◆ Goal
Do not copy the pictures; transcribe all other material exactly.

-- Start of Dataset records --

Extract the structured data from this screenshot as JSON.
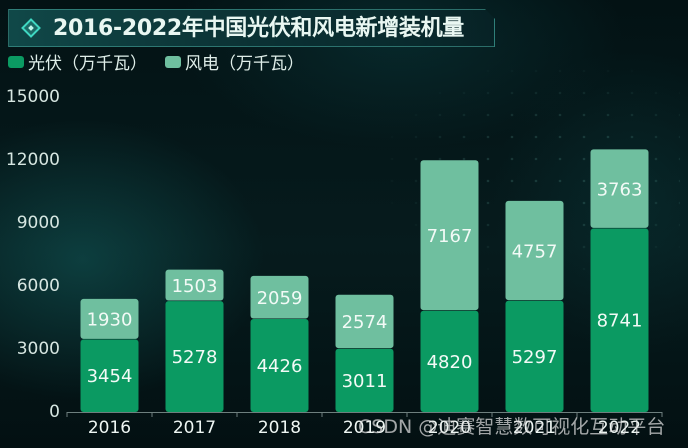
{
  "watermark": "CSDN @迪赛智慧数可视化互动平台",
  "chart_data": {
    "type": "bar",
    "stacked": true,
    "title": "2016-2022年中国光伏和风电新增装机量",
    "categories": [
      "2016",
      "2017",
      "2018",
      "2019",
      "2020",
      "2021",
      "2022"
    ],
    "series": [
      {
        "name": "光伏（万千瓦）",
        "color": "#0b9a62",
        "values": [
          3454,
          5278,
          4426,
          3011,
          4820,
          5297,
          8741
        ]
      },
      {
        "name": "风电（万千瓦）",
        "color": "#6fbf9f",
        "values": [
          1930,
          1503,
          2059,
          2574,
          7167,
          4757,
          3763
        ]
      }
    ],
    "ylim": [
      0,
      15000
    ],
    "yticks": [
      0,
      3000,
      6000,
      9000,
      12000,
      15000
    ],
    "xlabel": "",
    "ylabel": "",
    "grid": false,
    "legend": "top-left",
    "background": "#04161a",
    "accent": "#3fd8c2"
  }
}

-- End of Dataset records --

◆ Response for this exercise
Extract the structured data from this screenshot as JSON.
{
  "watermark": "CSDN @迪赛智慧数可视化互动平台",
  "chart_data": {
    "type": "bar",
    "stacked": true,
    "title": "2016-2022年中国光伏和风电新增装机量",
    "categories": [
      "2016",
      "2017",
      "2018",
      "2019",
      "2020",
      "2021",
      "2022"
    ],
    "series": [
      {
        "name": "光伏（万千瓦）",
        "color": "#0b9a62",
        "values": [
          3454,
          5278,
          4426,
          3011,
          4820,
          5297,
          8741
        ]
      },
      {
        "name": "风电（万千瓦）",
        "color": "#6fbf9f",
        "values": [
          1930,
          1503,
          2059,
          2574,
          7167,
          4757,
          3763
        ]
      }
    ],
    "ylim": [
      0,
      15000
    ],
    "yticks": [
      0,
      3000,
      6000,
      9000,
      12000,
      15000
    ],
    "xlabel": "",
    "ylabel": "",
    "grid": false,
    "legend": "top-left",
    "background": "#04161a",
    "accent": "#3fd8c2"
  }
}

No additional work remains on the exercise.